Task>
Write out the whole listing word for word.

Records for the task>
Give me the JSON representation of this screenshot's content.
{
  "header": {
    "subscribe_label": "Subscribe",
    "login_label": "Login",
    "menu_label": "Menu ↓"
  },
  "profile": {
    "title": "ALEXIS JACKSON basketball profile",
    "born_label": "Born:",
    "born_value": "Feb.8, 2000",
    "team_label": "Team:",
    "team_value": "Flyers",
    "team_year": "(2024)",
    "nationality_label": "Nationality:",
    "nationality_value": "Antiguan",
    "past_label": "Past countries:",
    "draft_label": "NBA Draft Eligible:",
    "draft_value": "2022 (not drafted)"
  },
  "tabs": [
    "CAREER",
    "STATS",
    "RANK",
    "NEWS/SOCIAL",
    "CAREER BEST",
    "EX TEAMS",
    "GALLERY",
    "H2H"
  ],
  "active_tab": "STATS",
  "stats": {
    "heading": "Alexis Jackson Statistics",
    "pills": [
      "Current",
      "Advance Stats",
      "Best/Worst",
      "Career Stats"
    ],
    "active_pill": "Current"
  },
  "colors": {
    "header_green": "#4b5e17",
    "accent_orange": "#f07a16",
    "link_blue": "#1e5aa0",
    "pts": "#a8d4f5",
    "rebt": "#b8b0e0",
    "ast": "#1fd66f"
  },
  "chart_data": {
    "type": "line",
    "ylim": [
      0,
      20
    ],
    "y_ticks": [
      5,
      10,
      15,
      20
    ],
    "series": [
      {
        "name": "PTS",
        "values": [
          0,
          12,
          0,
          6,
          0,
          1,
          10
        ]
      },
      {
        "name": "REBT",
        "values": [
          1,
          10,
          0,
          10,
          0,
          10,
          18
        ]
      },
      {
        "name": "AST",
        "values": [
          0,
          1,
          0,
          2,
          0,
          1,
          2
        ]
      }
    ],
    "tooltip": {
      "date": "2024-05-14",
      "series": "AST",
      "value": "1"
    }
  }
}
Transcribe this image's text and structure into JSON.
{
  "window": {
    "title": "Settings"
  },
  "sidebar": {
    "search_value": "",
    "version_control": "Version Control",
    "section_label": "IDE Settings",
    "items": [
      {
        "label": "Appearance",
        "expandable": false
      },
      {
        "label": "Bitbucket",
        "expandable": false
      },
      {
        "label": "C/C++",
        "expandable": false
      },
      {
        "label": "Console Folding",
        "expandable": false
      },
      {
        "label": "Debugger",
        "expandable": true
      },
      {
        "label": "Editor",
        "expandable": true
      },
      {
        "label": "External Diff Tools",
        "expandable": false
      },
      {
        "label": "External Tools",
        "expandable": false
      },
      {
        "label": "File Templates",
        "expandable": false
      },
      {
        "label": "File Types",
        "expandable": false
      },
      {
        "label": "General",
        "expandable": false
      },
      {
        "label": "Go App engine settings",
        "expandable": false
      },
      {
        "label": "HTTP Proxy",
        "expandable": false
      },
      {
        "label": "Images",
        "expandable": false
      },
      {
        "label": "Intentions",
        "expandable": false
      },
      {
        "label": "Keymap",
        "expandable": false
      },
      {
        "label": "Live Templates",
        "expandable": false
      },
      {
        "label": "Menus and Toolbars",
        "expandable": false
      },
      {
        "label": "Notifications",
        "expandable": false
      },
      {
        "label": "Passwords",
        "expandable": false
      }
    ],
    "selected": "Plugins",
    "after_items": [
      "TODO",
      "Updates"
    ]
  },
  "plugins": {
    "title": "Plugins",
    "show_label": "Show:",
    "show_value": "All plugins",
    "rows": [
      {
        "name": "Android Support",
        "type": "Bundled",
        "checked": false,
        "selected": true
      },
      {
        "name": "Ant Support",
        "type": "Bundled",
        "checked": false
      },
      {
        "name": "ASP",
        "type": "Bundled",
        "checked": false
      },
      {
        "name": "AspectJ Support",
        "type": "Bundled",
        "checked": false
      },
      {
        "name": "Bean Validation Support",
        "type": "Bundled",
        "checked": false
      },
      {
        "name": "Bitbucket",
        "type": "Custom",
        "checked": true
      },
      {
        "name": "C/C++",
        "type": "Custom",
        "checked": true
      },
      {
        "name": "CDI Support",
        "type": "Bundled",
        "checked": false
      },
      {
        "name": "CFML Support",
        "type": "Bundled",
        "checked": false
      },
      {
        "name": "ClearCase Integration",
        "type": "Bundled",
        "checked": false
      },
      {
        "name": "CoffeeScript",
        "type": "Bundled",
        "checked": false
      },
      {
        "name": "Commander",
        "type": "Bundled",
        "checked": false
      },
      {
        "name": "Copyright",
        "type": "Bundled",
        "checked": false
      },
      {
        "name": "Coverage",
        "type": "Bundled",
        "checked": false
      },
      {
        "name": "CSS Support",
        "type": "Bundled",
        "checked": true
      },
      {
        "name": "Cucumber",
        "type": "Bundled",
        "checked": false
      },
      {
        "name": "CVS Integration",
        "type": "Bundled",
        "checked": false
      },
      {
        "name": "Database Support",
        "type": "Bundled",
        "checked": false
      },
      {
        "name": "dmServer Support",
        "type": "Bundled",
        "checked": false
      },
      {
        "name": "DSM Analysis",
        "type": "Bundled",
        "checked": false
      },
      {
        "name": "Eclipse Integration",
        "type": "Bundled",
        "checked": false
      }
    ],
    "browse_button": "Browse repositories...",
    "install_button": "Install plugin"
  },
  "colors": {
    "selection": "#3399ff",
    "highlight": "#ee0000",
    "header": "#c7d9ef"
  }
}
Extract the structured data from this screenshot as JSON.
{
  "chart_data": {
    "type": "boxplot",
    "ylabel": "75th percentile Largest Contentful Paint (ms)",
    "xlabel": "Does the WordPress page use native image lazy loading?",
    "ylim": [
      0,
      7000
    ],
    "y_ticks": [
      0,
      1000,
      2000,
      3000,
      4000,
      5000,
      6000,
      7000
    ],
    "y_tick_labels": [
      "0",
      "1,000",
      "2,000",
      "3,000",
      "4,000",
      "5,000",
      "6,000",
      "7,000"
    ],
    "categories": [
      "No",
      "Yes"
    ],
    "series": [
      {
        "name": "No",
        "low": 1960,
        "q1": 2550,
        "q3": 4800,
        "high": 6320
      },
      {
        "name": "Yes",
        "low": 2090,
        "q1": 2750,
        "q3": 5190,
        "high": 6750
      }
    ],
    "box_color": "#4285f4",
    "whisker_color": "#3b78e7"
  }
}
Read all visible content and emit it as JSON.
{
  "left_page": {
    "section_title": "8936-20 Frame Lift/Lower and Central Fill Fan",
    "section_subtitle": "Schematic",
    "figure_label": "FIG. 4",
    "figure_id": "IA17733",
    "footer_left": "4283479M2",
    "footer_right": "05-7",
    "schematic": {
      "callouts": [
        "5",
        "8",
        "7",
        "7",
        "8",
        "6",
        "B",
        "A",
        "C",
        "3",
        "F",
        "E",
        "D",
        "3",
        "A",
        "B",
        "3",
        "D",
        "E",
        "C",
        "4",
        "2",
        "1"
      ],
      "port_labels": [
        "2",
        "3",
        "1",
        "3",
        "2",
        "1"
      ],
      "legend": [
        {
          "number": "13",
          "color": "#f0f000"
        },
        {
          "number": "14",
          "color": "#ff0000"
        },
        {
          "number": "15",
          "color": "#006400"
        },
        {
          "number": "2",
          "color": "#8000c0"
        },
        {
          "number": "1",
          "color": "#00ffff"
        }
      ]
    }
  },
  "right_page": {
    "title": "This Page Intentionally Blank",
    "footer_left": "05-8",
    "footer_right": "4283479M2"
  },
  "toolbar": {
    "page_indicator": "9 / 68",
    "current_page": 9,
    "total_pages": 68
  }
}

Correct response>
Give me the JSON representation of this screenshot's content.
{
  "header": {
    "subscribe_label": "Subscribe",
    "login_label": "Login",
    "menu_label": "Menu ↓"
  },
  "profile": {
    "title": "ALEXIS JACKSON basketball profile",
    "born_label": "Born:",
    "born_value": "Feb.8, 2000",
    "team_label": "Team:",
    "team_value": "Flyers",
    "team_year": "(2024)",
    "nationality_label": "Nationality:",
    "nationality_value": "Antiguan",
    "past_label": "Past countries:",
    "draft_label": "NBA Draft Eligible:",
    "draft_value": "2022 (not drafted)"
  },
  "tabs": [
    "CAREER",
    "STATS",
    "RANK",
    "NEWS/SOCIAL",
    "CAREER BEST",
    "EX TEAMS",
    "GALLERY",
    "H2H"
  ],
  "active_tab": "STATS",
  "stats": {
    "heading": "Alexis Jackson Statistics",
    "pills": [
      "Current",
      "Advance Stats",
      "Best/Worst",
      "Career Stats"
    ],
    "active_pill": "Current"
  },
  "colors": {
    "header_green": "#4b5e17",
    "accent_orange": "#f07a16",
    "link_blue": "#1e5aa0",
    "pts": "#a8d4f5",
    "rebt": "#b8b0e0",
    "ast": "#1fd66f"
  },
  "chart_data": {
    "type": "line",
    "ylim": [
      0,
      20
    ],
    "y_ticks": [
      5,
      10,
      15,
      20
    ],
    "series": [
      {
        "name": "PTS",
        "values": [
          0,
          12,
          0,
          6,
          0,
          1,
          10
        ]
      },
      {
        "name": "REBT",
        "values": [
          1,
          10,
          0,
          10,
          0,
          10,
          18
        ]
      },
      {
        "name": "AST",
        "values": [
          0,
          1,
          0,
          2,
          0,
          1,
          2
        ]
      }
    ],
    "tooltip": {
      "date": "2024-05-14",
      "series": "AST",
      "value": "1"
    }
  }
}
Transcribe this image's text and structure into JSON.
{
  "window": {
    "title": "Settings"
  },
  "sidebar": {
    "search_value": "",
    "version_control": "Version Control",
    "section_label": "IDE Settings",
    "items": [
      {
        "label": "Appearance",
        "expandable": false
      },
      {
        "label": "Bitbucket",
        "expandable": false
      },
      {
        "label": "C/C++",
        "expandable": false
      },
      {
        "label": "Console Folding",
        "expandable": false
      },
      {
        "label": "Debugger",
        "expandable": true
      },
      {
        "label": "Editor",
        "expandable": true
      },
      {
        "label": "External Diff Tools",
        "expandable": false
      },
      {
        "label": "External Tools",
        "expandable": false
      },
      {
        "label": "File Templates",
        "expandable": false
      },
      {
        "label": "File Types",
        "expandable": false
      },
      {
        "label": "General",
        "expandable": false
      },
      {
        "label": "Go App engine settings",
        "expandable": false
      },
      {
        "label": "HTTP Proxy",
        "expandable": false
      },
      {
        "label": "Images",
        "expandable": false
      },
      {
        "label": "Intentions",
        "expandable": false
      },
      {
        "label": "Keymap",
        "expandable": false
      },
      {
        "label": "Live Templates",
        "expandable": false
      },
      {
        "label": "Menus and Toolbars",
        "expandable": false
      },
      {
        "label": "Notifications",
        "expandable": false
      },
      {
        "label": "Passwords",
        "expandable": false
      }
    ],
    "selected": "Plugins",
    "after_items": [
      "TODO",
      "Updates"
    ]
  },
  "plugins": {
    "title": "Plugins",
    "show_label": "Show:",
    "show_value": "All plugins",
    "rows": [
      {
        "name": "Android Support",
        "type": "Bundled",
        "checked": false,
        "selected": true
      },
      {
        "name": "Ant Support",
        "type": "Bundled",
        "checked": false
      },
      {
        "name": "ASP",
        "type": "Bundled",
        "checked": false
      },
      {
        "name": "AspectJ Support",
        "type": "Bundled",
        "checked": false
      },
      {
        "name": "Bean Validation Support",
        "type": "Bundled",
        "checked": false
      },
      {
        "name": "Bitbucket",
        "type": "Custom",
        "checked": true
      },
      {
        "name": "C/C++",
        "type": "Custom",
        "checked": true
      },
      {
        "name": "CDI Support",
        "type": "Bundled",
        "checked": false
      },
      {
        "name": "CFML Support",
        "type": "Bundled",
        "checked": false
      },
      {
        "name": "ClearCase Integration",
        "type": "Bundled",
        "checked": false
      },
      {
        "name": "CoffeeScript",
        "type": "Bundled",
        "checked": false
      },
      {
        "name": "Commander",
        "type": "Bundled",
        "checked": false
      },
      {
        "name": "Copyright",
        "type": "Bundled",
        "checked": false
      },
      {
        "name": "Coverage",
        "type": "Bundled",
        "checked": false
      },
      {
        "name": "CSS Support",
        "type": "Bundled",
        "checked": true
      },
      {
        "name": "Cucumber",
        "type": "Bundled",
        "checked": false
      },
      {
        "name": "CVS Integration",
        "type": "Bundled",
        "checked": false
      },
      {
        "name": "Database Support",
        "type": "Bundled",
        "checked": false
      },
      {
        "name": "dmServer Support",
        "type": "Bundled",
        "checked": false
      },
      {
        "name": "DSM Analysis",
        "type": "Bundled",
        "checked": false
      },
      {
        "name": "Eclipse Integration",
        "type": "Bundled",
        "checked": false
      }
    ],
    "browse_button": "Browse repositories...",
    "install_button": "Install plugin"
  },
  "colors": {
    "selection": "#3399ff",
    "highlight": "#ee0000",
    "header": "#c7d9ef"
  }
}
Extract the structured data from this screenshot as JSON.
{
  "chart_data": {
    "type": "boxplot",
    "ylabel": "75th percentile Largest Contentful Paint (ms)",
    "xlabel": "Does the WordPress page use native image lazy loading?",
    "ylim": [
      0,
      7000
    ],
    "y_ticks": [
      0,
      1000,
      2000,
      3000,
      4000,
      5000,
      6000,
      7000
    ],
    "y_tick_labels": [
      "0",
      "1,000",
      "2,000",
      "3,000",
      "4,000",
      "5,000",
      "6,000",
      "7,000"
    ],
    "categories": [
      "No",
      "Yes"
    ],
    "series": [
      {
        "name": "No",
        "low": 1960,
        "q1": 2550,
        "q3": 4800,
        "high": 6320
      },
      {
        "name": "Yes",
        "low": 2090,
        "q1": 2750,
        "q3": 5190,
        "high": 6750
      }
    ],
    "box_color": "#4285f4",
    "whisker_color": "#3b78e7"
  }
}
Read all visible content and emit it as JSON.
{
  "left_page": {
    "section_title": "8936-20 Frame Lift/Lower and Central Fill Fan",
    "section_subtitle": "Schematic",
    "figure_label": "FIG. 4",
    "figure_id": "IA17733",
    "footer_left": "4283479M2",
    "footer_right": "05-7",
    "schematic": {
      "callouts": [
        "5",
        "8",
        "7",
        "7",
        "8",
        "6",
        "B",
        "A",
        "C",
        "3",
        "F",
        "E",
        "D",
        "3",
        "A",
        "B",
        "3",
        "D",
        "E",
        "C",
        "4",
        "2",
        "1"
      ],
      "port_labels": [
        "2",
        "3",
        "1",
        "3",
        "2",
        "1"
      ],
      "legend": [
        {
          "number": "13",
          "color": "#f0f000"
        },
        {
          "number": "14",
          "color": "#ff0000"
        },
        {
          "number": "15",
          "color": "#006400"
        },
        {
          "number": "2",
          "color": "#8000c0"
        },
        {
          "number": "1",
          "color": "#00ffff"
        }
      ]
    }
  },
  "right_page": {
    "title": "This Page Intentionally Blank",
    "footer_left": "05-8",
    "footer_right": "4283479M2"
  },
  "toolbar": {
    "page_indicator": "9 / 68",
    "current_page": 9,
    "total_pages": 68
  }
}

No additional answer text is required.